Without the pictures, copy all the entries below exactly.

(Saved entries)

____________

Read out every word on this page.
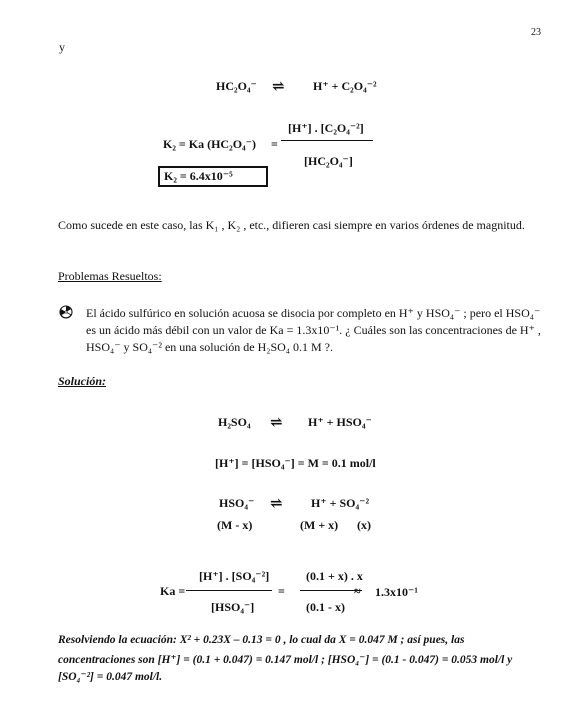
23
y
HC₂O₄⁻ ⇌ H⁺ + C₂O₄⁻²
[H⁺] . [C₂O₄⁻²]
K₂ = Ka (HC₂O₄⁻) =
[HC₂O₄⁻]
K₂ = 6.4x10⁻⁵
Como sucede en este caso, las K₁ , K₂ , etc., difieren casi siempre en varios órdenes de magnitud.
Problemas Resueltos:
El ácido sulfúrico en solución acuosa se disocia por completo en H⁺ y HSO₄⁻ ; pero el HSO₄⁻
es un ácido más débil con un valor de Ka = 1.3x10⁻¹. ¿ Cuáles son las concentraciones de H⁺ ,
HSO₄⁻ y SO₄⁻² en una solución de H₂SO₄ 0.1 M ?.
Solución:
H₂SO₄ ⇌ H⁺ + HSO₄⁻
[H⁺] = [HSO₄⁻] = M = 0.1 mol/l
HSO₄⁻ ⇌ H⁺ + SO₄⁻²
(M - x)	(M + x) (x)
[H⁺] . [SO₄⁻²]
Ka =	=
[HSO₄⁻]
(0.1 + x) . x
(0.1 - x)
≈ 1.3x10⁻¹
Resolviendo la ecuación: X² + 0.23X – 0.13 = 0 , lo cual da X = 0.047 M ; así pues, las
concentraciones son [H⁺] = (0.1 + 0.047) = 0.147 mol/l ; [HSO₄⁻] = (0.1 - 0.047) = 0.053 mol/l y
[SO₄⁻²] = 0.047 mol/l.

____________

#### FINISHED EXERCISE:
Read out every word on this page.
23
y
HC₂O₄⁻ ⇌ H⁺ + C₂O₄⁻²
[H⁺] . [C₂O₄⁻²]
K₂ = Ka (HC₂O₄⁻) =
[HC₂O₄⁻]
K₂ = 6.4x10⁻⁵
Como sucede en este caso, las K₁ , K₂ , etc., difieren casi siempre en varios órdenes de magnitud.
Problemas Resueltos:
El ácido sulfúrico en solución acuosa se disocia por completo en H⁺ y HSO₄⁻ ; pero el HSO₄⁻
es un ácido más débil con un valor de Ka = 1.3x10⁻¹. ¿ Cuáles son las concentraciones de H⁺ ,
HSO₄⁻ y SO₄⁻² en una solución de H₂SO₄ 0.1 M ?.
Solución:
H₂SO₄ ⇌ H⁺ + HSO₄⁻
[H⁺] = [HSO₄⁻] = M = 0.1 mol/l
HSO₄⁻ ⇌ H⁺ + SO₄⁻²
(M - x)	(M + x) (x)
[H⁺] . [SO₄⁻²]
Ka =	=
[HSO₄⁻]
(0.1 + x) . x
(0.1 - x)
≈ 1.3x10⁻¹
Resolviendo la ecuación: X² + 0.23X – 0.13 = 0 , lo cual da X = 0.047 M ; así pues, las
concentraciones son [H⁺] = (0.1 + 0.047) = 0.147 mol/l ; [HSO₄⁻] = (0.1 - 0.047) = 0.053 mol/l y
[SO₄⁻²] = 0.047 mol/l.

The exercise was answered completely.